◆ **Task requirements**
A) Output the passage on opcodes for anyfied classes verbatim, everything from "for all theses" down to "to the stack.".
B) Go on with the proposal for the dataload and datastore opcodes, picking up after its final sentence.

◆ **Text excerpt**
--- START ---

With the classfile only containing classical descriptor, in term of opcodes we
need only to add to support few operations
- new on an anyfied class
- new on an anyfied array
- invocation of an anyfield method.
for all theses operations, the idea is to send the class data (method data) by
storing them on the stack and have a bytecode that describe them as class
data/method data.
We also need to way to get the method data inside the method on stack.
I propose to introduce two new opcodes, dataload and datastore,
- dataload is constructed with a concatenation of field descriptors as
parameter (or a method descriptor with no parens and return type) and takes all
values on stack and store them in a side channel.
- datastore also takes a concatenation of field descriptors as parameter and
extract the data from the side channel to the stack.
dataload is used as prefix of anew, anewarray to pass the class data that will
be used to build the shadow class (if not already created)
dataload is used as prefix of all invoke* bytecode to pass the method data.

--- END ---

◆ **Data section**
--- START ---

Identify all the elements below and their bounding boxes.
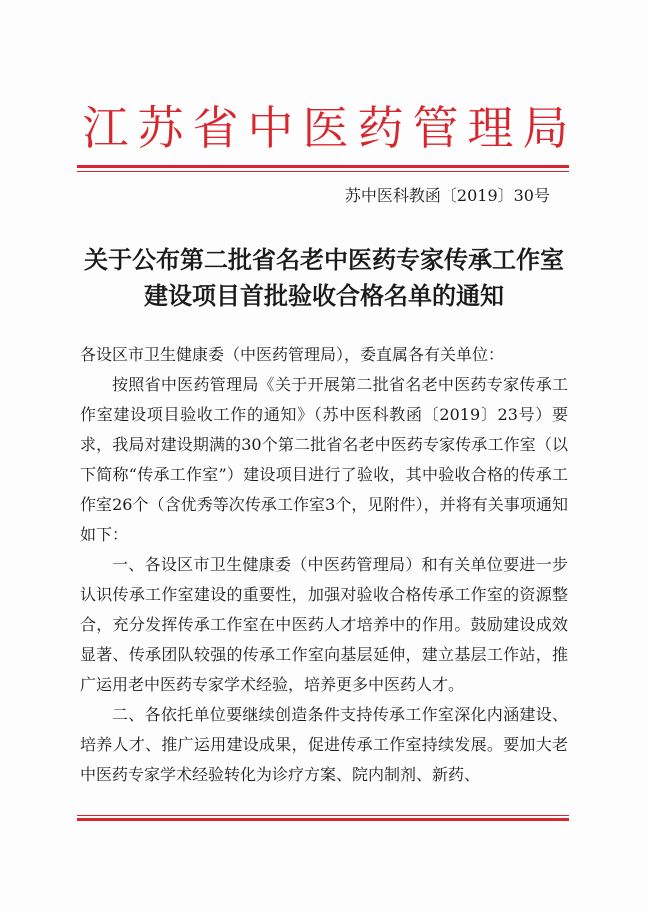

--- END ---

◆ **Responses by task**
A)
for all theses operations, the idea is to send the class data (method data) by
storing them on the stack and have a bytecode that describe them as class
data/method data.
We also need to way to get the method data inside the method on stack.
I propose to introduce two new opcodes, dataload and datastore,
- dataload is constructed with a concatenation of field descriptors as
parameter (or a method descriptor with no parens and return type) and takes all
values on stack and store them in a side channel.
- datastore also takes a concatenation of field descriptors as parameter and
extract the data from the side channel to the stack.

B)
We also need a special reflection method in Thread, getMethodData() that
returns the method data associated to the current method as an array or null if
no method data was pass when the method was called.
Note that when invokedynamic is perfix by a dataload, the bootstrap method has
no access to the data, only the target of the callsite will see the method data.
To summarize, i propose to implement reified generics in the VM by introducing
the notion of shadow class, a class only available at runtime that has
associated class data and a user defined way to do fields and methods
specialization at runtime. The main advantages of the solution is that old
classes will not only be able to use anyfied generics but old code will be also
optimized by JITs as if it was a new code.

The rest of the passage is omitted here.